Exercise description: The records that follow must be repeated verbatim, every one of them.

Information supplied:
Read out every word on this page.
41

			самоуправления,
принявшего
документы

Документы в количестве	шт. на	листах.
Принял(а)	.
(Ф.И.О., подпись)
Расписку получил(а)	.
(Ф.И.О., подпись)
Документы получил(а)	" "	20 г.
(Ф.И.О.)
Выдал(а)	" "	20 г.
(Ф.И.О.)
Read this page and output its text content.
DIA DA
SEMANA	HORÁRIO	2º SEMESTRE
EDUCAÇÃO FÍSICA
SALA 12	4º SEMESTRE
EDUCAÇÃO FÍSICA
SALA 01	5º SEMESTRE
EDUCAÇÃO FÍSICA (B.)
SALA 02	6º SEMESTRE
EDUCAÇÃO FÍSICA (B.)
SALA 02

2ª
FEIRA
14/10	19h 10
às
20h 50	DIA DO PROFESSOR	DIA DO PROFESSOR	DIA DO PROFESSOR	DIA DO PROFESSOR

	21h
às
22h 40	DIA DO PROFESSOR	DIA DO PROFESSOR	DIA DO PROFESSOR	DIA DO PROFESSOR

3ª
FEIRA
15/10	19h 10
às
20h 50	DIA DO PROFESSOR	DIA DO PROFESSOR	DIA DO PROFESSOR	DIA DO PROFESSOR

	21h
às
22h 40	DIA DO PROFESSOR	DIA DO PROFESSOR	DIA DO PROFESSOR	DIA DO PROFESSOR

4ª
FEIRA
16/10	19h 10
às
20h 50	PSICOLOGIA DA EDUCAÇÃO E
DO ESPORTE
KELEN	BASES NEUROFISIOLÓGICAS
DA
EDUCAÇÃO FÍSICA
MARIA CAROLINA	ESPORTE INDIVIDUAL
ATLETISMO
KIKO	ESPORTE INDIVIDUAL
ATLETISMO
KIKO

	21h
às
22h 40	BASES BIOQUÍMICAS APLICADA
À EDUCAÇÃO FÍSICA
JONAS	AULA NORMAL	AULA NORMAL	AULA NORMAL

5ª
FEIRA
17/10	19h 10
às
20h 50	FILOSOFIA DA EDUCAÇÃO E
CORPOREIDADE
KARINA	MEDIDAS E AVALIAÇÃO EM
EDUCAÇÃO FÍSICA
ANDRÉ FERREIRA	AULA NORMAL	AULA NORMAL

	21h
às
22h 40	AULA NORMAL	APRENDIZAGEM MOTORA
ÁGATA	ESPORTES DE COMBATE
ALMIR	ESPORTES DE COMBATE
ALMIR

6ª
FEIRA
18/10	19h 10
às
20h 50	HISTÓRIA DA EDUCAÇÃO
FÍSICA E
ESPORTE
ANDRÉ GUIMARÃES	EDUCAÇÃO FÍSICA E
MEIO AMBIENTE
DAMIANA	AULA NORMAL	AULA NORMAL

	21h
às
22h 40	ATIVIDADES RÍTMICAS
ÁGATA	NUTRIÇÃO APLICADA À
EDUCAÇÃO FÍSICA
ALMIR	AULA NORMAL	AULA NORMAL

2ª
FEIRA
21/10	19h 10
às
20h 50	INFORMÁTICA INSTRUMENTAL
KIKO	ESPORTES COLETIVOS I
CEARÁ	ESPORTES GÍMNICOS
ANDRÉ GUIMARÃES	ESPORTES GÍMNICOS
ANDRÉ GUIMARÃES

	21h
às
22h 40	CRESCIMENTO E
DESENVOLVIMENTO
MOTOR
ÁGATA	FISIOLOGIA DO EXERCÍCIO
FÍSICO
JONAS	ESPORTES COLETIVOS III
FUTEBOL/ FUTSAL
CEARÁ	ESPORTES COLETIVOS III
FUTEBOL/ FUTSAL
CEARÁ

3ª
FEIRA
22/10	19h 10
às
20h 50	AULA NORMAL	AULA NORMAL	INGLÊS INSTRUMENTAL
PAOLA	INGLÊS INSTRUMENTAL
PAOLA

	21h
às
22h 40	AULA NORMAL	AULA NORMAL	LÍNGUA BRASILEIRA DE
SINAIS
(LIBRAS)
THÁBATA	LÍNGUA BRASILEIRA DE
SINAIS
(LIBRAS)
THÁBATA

Exercise result:
Read out every word on this page.
41

			самоуправления,
принявшего
документы

Документы в количестве	шт. на	листах.
Принял(а)	.
(Ф.И.О., подпись)
Расписку получил(а)	.
(Ф.И.О., подпись)
Документы получил(а)	" "	20 г.
(Ф.И.О.)
Выдал(а)	" "	20 г.
(Ф.И.О.)
Read this page and output its text content.
DIA DA
SEMANA	HORÁRIO	2º SEMESTRE
EDUCAÇÃO FÍSICA
SALA 12	4º SEMESTRE
EDUCAÇÃO FÍSICA
SALA 01	5º SEMESTRE
EDUCAÇÃO FÍSICA (B.)
SALA 02	6º SEMESTRE
EDUCAÇÃO FÍSICA (B.)
SALA 02

2ª
FEIRA
14/10	19h 10
às
20h 50	DIA DO PROFESSOR	DIA DO PROFESSOR	DIA DO PROFESSOR	DIA DO PROFESSOR

	21h
às
22h 40	DIA DO PROFESSOR	DIA DO PROFESSOR	DIA DO PROFESSOR	DIA DO PROFESSOR

3ª
FEIRA
15/10	19h 10
às
20h 50	DIA DO PROFESSOR	DIA DO PROFESSOR	DIA DO PROFESSOR	DIA DO PROFESSOR

	21h
às
22h 40	DIA DO PROFESSOR	DIA DO PROFESSOR	DIA DO PROFESSOR	DIA DO PROFESSOR

4ª
FEIRA
16/10	19h 10
às
20h 50	PSICOLOGIA DA EDUCAÇÃO E
DO ESPORTE
KELEN	BASES NEUROFISIOLÓGICAS
DA
EDUCAÇÃO FÍSICA
MARIA CAROLINA	ESPORTE INDIVIDUAL
ATLETISMO
KIKO	ESPORTE INDIVIDUAL
ATLETISMO
KIKO

	21h
às
22h 40	BASES BIOQUÍMICAS APLICADA
À EDUCAÇÃO FÍSICA
JONAS	AULA NORMAL	AULA NORMAL	AULA NORMAL

5ª
FEIRA
17/10	19h 10
às
20h 50	FILOSOFIA DA EDUCAÇÃO E
CORPOREIDADE
KARINA	MEDIDAS E AVALIAÇÃO EM
EDUCAÇÃO FÍSICA
ANDRÉ FERREIRA	AULA NORMAL	AULA NORMAL

	21h
às
22h 40	AULA NORMAL	APRENDIZAGEM MOTORA
ÁGATA	ESPORTES DE COMBATE
ALMIR	ESPORTES DE COMBATE
ALMIR

6ª
FEIRA
18/10	19h 10
às
20h 50	HISTÓRIA DA EDUCAÇÃO
FÍSICA E
ESPORTE
ANDRÉ GUIMARÃES	EDUCAÇÃO FÍSICA E
MEIO AMBIENTE
DAMIANA	AULA NORMAL	AULA NORMAL

	21h
às
22h 40	ATIVIDADES RÍTMICAS
ÁGATA	NUTRIÇÃO APLICADA À
EDUCAÇÃO FÍSICA
ALMIR	AULA NORMAL	AULA NORMAL

2ª
FEIRA
21/10	19h 10
às
20h 50	INFORMÁTICA INSTRUMENTAL
KIKO	ESPORTES COLETIVOS I
CEARÁ	ESPORTES GÍMNICOS
ANDRÉ GUIMARÃES	ESPORTES GÍMNICOS
ANDRÉ GUIMARÃES

	21h
às
22h 40	CRESCIMENTO E
DESENVOLVIMENTO
MOTOR
ÁGATA	FISIOLOGIA DO EXERCÍCIO
FÍSICO
JONAS	ESPORTES COLETIVOS III
FUTEBOL/ FUTSAL
CEARÁ	ESPORTES COLETIVOS III
FUTEBOL/ FUTSAL
CEARÁ

3ª
FEIRA
22/10	19h 10
às
20h 50	AULA NORMAL	AULA NORMAL	INGLÊS INSTRUMENTAL
PAOLA	INGLÊS INSTRUMENTAL
PAOLA

	21h
às
22h 40	AULA NORMAL	AULA NORMAL	LÍNGUA BRASILEIRA DE
SINAIS
(LIBRAS)
THÁBATA	LÍNGUA BRASILEIRA DE
SINAIS
(LIBRAS)
THÁBATA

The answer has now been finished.